((

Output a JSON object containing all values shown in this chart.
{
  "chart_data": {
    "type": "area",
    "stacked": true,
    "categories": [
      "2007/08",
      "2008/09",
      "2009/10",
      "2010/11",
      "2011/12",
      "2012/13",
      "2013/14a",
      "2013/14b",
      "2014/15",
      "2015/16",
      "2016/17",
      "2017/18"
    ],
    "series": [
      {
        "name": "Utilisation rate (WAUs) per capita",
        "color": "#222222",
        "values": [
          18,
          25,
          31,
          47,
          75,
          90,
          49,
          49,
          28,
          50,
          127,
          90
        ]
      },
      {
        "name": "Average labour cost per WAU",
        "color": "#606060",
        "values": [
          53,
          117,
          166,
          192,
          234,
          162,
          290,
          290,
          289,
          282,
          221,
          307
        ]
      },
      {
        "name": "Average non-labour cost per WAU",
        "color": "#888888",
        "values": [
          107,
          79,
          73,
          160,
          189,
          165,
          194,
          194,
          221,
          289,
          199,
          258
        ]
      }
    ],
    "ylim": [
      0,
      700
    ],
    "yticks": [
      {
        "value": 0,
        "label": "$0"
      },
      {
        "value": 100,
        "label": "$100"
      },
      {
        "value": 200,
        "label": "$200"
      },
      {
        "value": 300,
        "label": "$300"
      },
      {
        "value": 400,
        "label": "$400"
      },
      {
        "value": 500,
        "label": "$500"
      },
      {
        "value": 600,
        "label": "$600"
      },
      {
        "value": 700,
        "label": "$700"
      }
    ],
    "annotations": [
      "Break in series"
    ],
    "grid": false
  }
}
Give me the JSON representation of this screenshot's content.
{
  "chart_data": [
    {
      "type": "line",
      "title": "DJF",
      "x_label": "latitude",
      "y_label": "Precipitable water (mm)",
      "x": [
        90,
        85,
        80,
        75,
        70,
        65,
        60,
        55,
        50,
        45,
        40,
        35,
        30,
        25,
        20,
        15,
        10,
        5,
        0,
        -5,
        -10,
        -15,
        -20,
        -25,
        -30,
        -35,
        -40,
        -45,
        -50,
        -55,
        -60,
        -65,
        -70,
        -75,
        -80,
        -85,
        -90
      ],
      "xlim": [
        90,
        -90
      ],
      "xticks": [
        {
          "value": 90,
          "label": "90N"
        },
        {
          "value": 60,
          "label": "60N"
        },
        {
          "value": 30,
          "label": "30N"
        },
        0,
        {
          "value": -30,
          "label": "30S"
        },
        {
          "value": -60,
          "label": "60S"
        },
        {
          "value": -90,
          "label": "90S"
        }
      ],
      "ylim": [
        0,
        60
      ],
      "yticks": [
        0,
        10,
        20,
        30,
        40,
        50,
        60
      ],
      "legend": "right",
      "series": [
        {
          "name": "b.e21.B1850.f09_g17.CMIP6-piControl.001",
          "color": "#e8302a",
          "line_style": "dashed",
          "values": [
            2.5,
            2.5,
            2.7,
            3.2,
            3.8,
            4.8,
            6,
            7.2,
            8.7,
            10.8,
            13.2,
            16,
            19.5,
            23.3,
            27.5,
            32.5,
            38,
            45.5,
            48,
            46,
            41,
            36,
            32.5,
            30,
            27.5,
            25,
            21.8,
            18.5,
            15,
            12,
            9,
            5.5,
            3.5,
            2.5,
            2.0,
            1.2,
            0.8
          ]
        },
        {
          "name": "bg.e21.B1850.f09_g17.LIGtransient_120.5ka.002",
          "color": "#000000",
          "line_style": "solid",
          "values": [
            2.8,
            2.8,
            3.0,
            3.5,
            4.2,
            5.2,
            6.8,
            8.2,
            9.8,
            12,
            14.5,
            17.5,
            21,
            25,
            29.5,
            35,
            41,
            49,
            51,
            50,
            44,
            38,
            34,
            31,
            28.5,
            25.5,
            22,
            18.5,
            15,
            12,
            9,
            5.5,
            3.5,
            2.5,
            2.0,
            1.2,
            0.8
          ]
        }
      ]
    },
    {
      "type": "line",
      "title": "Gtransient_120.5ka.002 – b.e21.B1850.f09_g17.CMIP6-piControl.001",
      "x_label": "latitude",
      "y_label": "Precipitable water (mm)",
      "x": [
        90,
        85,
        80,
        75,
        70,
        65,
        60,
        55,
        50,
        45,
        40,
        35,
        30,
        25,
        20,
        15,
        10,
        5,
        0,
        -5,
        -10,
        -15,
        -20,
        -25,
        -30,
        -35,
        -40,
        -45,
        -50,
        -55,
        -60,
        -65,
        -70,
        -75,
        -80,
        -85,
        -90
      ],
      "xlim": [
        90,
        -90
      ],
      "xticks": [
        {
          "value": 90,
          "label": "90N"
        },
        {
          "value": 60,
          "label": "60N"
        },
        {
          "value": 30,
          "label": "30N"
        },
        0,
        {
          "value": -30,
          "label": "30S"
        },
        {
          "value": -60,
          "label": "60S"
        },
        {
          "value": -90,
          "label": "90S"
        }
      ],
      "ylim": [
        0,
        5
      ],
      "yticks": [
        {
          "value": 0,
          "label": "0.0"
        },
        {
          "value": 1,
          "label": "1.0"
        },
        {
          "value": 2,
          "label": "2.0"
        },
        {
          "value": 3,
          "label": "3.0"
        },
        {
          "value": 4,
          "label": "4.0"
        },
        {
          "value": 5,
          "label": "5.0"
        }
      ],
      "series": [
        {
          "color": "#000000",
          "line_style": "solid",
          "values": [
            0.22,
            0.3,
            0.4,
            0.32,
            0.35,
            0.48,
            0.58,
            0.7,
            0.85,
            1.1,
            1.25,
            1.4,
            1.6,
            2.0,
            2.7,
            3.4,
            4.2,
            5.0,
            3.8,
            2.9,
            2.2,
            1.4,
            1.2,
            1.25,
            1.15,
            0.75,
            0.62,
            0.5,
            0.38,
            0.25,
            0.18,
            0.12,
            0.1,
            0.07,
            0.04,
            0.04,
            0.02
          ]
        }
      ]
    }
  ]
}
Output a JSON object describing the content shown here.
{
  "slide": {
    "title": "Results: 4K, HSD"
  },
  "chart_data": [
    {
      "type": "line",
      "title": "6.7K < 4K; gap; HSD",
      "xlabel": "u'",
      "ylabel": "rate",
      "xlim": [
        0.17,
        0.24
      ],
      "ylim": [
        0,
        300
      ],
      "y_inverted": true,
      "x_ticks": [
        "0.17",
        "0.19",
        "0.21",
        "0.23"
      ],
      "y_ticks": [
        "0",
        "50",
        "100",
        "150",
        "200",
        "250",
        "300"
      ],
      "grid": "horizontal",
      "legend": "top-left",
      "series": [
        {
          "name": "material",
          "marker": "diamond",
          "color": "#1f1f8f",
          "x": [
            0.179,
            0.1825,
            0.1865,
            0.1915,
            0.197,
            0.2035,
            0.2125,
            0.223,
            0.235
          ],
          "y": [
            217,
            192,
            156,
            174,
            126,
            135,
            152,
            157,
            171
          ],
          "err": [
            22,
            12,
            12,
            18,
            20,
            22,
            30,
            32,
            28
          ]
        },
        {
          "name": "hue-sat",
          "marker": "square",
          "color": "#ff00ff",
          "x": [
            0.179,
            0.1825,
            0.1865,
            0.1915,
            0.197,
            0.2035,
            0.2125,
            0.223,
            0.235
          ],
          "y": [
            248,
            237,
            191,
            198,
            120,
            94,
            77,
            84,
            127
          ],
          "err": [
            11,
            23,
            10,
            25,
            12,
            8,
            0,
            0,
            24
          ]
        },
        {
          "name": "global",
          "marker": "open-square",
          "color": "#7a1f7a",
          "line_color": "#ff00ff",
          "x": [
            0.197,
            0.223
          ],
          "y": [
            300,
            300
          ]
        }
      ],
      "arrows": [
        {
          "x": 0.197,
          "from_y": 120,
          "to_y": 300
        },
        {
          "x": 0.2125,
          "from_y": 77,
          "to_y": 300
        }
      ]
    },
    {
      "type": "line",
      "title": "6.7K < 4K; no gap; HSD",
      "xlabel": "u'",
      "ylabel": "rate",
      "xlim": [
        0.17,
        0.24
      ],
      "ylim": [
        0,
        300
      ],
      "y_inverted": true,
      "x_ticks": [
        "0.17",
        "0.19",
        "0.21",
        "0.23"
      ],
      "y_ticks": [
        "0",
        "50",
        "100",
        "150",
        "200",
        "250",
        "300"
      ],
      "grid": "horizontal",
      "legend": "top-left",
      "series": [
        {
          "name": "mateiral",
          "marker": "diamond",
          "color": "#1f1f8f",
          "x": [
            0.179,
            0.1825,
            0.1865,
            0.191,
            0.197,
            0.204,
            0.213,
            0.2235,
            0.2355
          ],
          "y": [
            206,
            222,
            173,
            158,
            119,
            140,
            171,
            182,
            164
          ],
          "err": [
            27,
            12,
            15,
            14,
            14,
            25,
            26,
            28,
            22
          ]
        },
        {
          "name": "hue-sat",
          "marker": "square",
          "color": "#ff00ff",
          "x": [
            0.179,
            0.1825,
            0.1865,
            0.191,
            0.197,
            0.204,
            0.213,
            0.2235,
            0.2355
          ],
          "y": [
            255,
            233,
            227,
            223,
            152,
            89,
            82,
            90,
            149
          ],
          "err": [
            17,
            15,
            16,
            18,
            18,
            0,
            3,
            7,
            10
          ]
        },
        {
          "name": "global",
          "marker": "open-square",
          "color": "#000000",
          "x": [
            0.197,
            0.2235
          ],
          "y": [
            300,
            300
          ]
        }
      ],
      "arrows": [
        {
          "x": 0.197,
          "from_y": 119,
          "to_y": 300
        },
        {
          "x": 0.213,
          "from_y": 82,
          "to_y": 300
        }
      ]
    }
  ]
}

))

## PROBLEM TO SOLVE
Identify all lines in the records above with the word "Average".

## EXERCISE SOLUTION
        "name": "Average labour cost per WAU",
        "name": "Average non-labour cost per WAU",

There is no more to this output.